[start]
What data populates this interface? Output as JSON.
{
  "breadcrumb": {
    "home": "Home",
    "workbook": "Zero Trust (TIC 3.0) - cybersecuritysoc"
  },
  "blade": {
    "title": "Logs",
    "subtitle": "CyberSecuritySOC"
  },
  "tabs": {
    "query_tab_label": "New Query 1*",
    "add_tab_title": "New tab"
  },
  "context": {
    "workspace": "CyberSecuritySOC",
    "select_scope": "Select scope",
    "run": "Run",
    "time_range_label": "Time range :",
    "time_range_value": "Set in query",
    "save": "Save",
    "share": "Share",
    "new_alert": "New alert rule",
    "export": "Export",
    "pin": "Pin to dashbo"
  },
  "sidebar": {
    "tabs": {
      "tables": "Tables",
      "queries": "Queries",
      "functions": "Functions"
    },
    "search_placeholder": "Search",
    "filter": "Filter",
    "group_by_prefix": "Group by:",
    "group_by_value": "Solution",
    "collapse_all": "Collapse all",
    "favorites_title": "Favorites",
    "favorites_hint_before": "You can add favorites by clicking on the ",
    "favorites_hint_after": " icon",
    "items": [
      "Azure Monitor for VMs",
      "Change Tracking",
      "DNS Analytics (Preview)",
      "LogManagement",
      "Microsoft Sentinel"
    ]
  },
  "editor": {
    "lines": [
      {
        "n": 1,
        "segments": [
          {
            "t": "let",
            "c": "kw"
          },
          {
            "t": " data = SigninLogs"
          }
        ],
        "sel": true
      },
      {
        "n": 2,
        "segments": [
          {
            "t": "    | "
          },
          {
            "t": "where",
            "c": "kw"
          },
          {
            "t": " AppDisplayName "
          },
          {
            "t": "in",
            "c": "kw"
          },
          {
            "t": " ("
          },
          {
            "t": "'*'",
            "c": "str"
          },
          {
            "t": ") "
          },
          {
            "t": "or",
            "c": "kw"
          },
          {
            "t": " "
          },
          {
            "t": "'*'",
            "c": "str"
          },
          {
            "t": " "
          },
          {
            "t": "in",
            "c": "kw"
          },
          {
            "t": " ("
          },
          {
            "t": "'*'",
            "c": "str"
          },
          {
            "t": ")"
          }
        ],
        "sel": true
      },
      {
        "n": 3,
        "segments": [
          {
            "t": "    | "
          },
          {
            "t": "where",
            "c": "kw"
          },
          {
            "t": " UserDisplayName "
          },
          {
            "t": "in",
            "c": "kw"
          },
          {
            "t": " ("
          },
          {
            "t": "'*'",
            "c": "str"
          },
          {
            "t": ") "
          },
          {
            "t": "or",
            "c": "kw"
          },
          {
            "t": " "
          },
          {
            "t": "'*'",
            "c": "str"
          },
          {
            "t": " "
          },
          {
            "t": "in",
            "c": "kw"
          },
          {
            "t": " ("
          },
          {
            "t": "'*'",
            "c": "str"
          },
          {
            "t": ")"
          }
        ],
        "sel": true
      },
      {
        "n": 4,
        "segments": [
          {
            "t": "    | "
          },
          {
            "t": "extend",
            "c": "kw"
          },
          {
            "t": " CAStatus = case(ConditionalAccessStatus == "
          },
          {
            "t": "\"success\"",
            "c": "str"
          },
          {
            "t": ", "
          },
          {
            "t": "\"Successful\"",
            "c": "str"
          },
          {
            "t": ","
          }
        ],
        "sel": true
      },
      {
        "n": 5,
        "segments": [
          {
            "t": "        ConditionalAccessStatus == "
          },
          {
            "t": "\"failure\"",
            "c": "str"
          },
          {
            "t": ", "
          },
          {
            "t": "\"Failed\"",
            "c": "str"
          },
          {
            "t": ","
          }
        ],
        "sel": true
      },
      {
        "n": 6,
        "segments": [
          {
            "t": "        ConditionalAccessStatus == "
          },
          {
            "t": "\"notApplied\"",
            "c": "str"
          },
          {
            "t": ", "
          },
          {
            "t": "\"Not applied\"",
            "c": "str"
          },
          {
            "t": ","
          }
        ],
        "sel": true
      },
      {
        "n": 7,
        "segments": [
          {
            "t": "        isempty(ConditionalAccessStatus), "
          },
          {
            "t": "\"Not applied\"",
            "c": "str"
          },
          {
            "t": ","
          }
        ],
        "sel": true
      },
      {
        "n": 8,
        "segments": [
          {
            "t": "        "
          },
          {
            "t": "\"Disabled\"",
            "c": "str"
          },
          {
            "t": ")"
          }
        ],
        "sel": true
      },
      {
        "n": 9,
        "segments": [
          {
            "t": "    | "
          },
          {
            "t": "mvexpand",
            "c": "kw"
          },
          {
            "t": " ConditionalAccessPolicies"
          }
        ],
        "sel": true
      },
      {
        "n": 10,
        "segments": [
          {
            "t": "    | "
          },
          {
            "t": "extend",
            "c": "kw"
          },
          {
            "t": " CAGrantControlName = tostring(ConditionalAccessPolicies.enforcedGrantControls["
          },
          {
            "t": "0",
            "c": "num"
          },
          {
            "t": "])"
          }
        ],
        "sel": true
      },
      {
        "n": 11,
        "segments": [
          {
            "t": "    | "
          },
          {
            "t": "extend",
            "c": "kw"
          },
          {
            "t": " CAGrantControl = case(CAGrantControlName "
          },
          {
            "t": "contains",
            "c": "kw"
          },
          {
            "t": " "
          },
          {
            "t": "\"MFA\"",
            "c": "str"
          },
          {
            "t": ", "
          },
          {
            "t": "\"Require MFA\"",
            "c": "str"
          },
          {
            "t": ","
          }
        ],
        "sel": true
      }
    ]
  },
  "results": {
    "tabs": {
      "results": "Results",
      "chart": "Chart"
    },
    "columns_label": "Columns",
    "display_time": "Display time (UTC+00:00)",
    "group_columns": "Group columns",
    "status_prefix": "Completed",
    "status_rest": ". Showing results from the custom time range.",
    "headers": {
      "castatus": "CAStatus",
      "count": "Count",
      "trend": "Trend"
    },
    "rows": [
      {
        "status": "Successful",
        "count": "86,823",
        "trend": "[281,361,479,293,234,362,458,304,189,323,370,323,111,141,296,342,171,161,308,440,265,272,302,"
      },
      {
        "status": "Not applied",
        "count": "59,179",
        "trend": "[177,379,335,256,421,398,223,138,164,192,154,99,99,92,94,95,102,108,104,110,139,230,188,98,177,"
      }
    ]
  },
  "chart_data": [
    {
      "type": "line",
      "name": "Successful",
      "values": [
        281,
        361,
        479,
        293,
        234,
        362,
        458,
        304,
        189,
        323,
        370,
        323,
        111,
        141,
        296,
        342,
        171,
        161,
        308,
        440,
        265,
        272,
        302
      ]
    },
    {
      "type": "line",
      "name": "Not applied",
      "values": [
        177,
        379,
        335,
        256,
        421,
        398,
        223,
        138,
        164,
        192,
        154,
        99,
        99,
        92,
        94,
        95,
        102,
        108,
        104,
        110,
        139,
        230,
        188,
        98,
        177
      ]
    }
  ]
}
[end]
Exercise -> Copy each line of the data above that holds "CAGrantControlName".

Problem solution ->
            "t": " CAGrantControlName = tostring(ConditionalAccessPolicies.enforcedGrantControls["
            "t": " CAGrantControl = case(CAGrantControlName "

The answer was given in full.